[START Dataset extract]

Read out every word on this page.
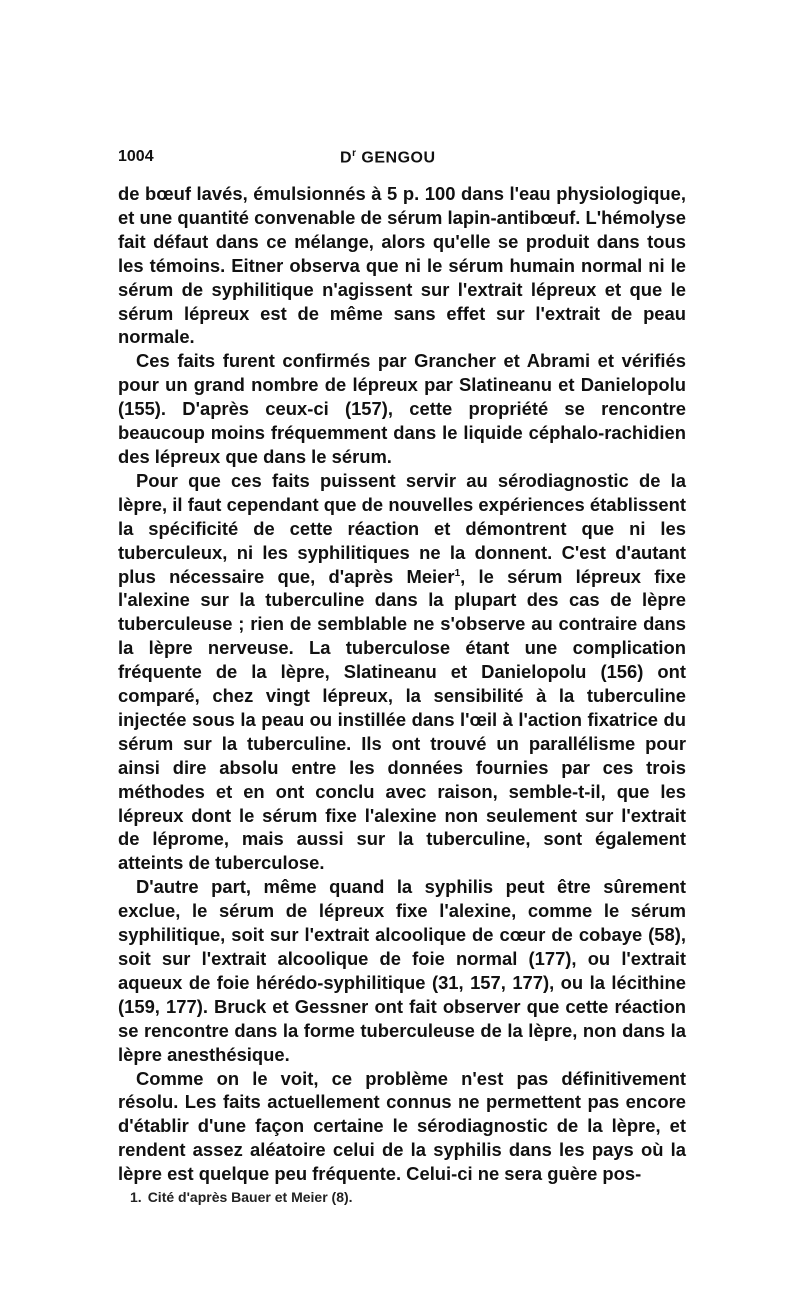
1004	$D^r$ GENGOU

de bœuf lavés, émulsionnés à 5 p. 100 dans l'eau physiologique, et une quantité convenable de sérum lapin-antibœuf. L'hémolyse fait défaut dans ce mélange, alors qu'elle se produit dans tous les témoins. Eitner observa que ni le sérum humain normal ni le sérum de syphilitique n'agissent sur l'extrait lépreux et que le sérum lépreux est de même sans effet sur l'extrait de peau normale.

Ces faits furent confirmés par Grancher et Abrami et vérifiés pour un grand nombre de lépreux par Slatineanu et Danielopolu (155). D'après ceux-ci (157), cette propriété se rencontre beaucoup moins fréquemment dans le liquide céphalo-rachidien des lépreux que dans le sérum.

Pour que ces faits puissent servir au sérodiagnostic de la lèpre, il faut cependant que de nouvelles expériences établissent la spécificité de cette réaction et démontrent que ni les tuberculeux, ni les syphilitiques ne la donnent. C'est d'autant plus nécessaire que, d'après Meier$^1$, le sérum lépreux fixe l'alexine sur la tuberculine dans la plupart des cas de lèpre tuberculeuse ; rien de semblable ne s'observe au contraire dans la lèpre nerveuse. La tuberculose étant une complication fréquente de la lèpre, Slatineanu et Danielopolu (156) ont comparé, chez vingt lépreux, la sensibilité à la tuberculine injectée sous la peau ou instillée dans l'œil à l'action fixatrice du sérum sur la tuberculine. Ils ont trouvé un parallélisme pour ainsi dire absolu entre les données fournies par ces trois méthodes et en ont conclu avec raison, semble-t-il, que les lépreux dont le sérum fixe l'alexine non seulement sur l'extrait de léprome, mais aussi sur la tuberculine, sont également atteints de tuberculose.

D'autre part, même quand la syphilis peut être sûrement exclue, le sérum de lépreux fixe l'alexine, comme le sérum syphilitique, soit sur l'extrait alcoolique de cœur de cobaye (58), soit sur l'extrait alcoolique de foie normal (177), ou l'extrait aqueux de foie hérédo-syphilitique (31, 157, 177), ou la lécithine (159, 177). Bruck et Gessner ont fait observer que cette réaction se rencontre dans la forme tuberculeuse de la lèpre, non dans la lèpre anesthésique.

Comme on le voit, ce problème n'est pas définitivement résolu. Les faits actuellement connus ne permettent pas encore d'établir d'une façon certaine le sérodiagnostic de la lèpre, et rendent assez aléatoire celui de la syphilis dans les pays où la lèpre est quelque peu fréquente. Celui-ci ne sera guère pos-

1. Cité d'après Bauer et Meier (8).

[END Dataset extract]

Written request. Return all of the entries exactly as written, but drop any pictures they hold.

Reply to the task.
Read out every word on this page.
1004	$D^r$ GENGOU

de bœuf lavés, émulsionnés à 5 p. 100 dans l'eau physiologique, et une quantité convenable de sérum lapin-antibœuf. L'hémolyse fait défaut dans ce mélange, alors qu'elle se produit dans tous les témoins. Eitner observa que ni le sérum humain normal ni le sérum de syphilitique n'agissent sur l'extrait lépreux et que le sérum lépreux est de même sans effet sur l'extrait de peau normale.

Ces faits furent confirmés par Grancher et Abrami et vérifiés pour un grand nombre de lépreux par Slatineanu et Danielopolu (155). D'après ceux-ci (157), cette propriété se rencontre beaucoup moins fréquemment dans le liquide céphalo-rachidien des lépreux que dans le sérum.

Pour que ces faits puissent servir au sérodiagnostic de la lèpre, il faut cependant que de nouvelles expériences établissent la spécificité de cette réaction et démontrent que ni les tuberculeux, ni les syphilitiques ne la donnent. C'est d'autant plus nécessaire que, d'après Meier$^1$, le sérum lépreux fixe l'alexine sur la tuberculine dans la plupart des cas de lèpre tuberculeuse ; rien de semblable ne s'observe au contraire dans la lèpre nerveuse. La tuberculose étant une complication fréquente de la lèpre, Slatineanu et Danielopolu (156) ont comparé, chez vingt lépreux, la sensibilité à la tuberculine injectée sous la peau ou instillée dans l'œil à l'action fixatrice du sérum sur la tuberculine. Ils ont trouvé un parallélisme pour ainsi dire absolu entre les données fournies par ces trois méthodes et en ont conclu avec raison, semble-t-il, que les lépreux dont le sérum fixe l'alexine non seulement sur l'extrait de léprome, mais aussi sur la tuberculine, sont également atteints de tuberculose.

D'autre part, même quand la syphilis peut être sûrement exclue, le sérum de lépreux fixe l'alexine, comme le sérum syphilitique, soit sur l'extrait alcoolique de cœur de cobaye (58), soit sur l'extrait alcoolique de foie normal (177), ou l'extrait aqueux de foie hérédo-syphilitique (31, 157, 177), ou la lécithine (159, 177). Bruck et Gessner ont fait observer que cette réaction se rencontre dans la forme tuberculeuse de la lèpre, non dans la lèpre anesthésique.

Comme on le voit, ce problème n'est pas définitivement résolu. Les faits actuellement connus ne permettent pas encore d'établir d'une façon certaine le sérodiagnostic de la lèpre, et rendent assez aléatoire celui de la syphilis dans les pays où la lèpre est quelque peu fréquente. Celui-ci ne sera guère pos-

1. Cité d'après Bauer et Meier (8).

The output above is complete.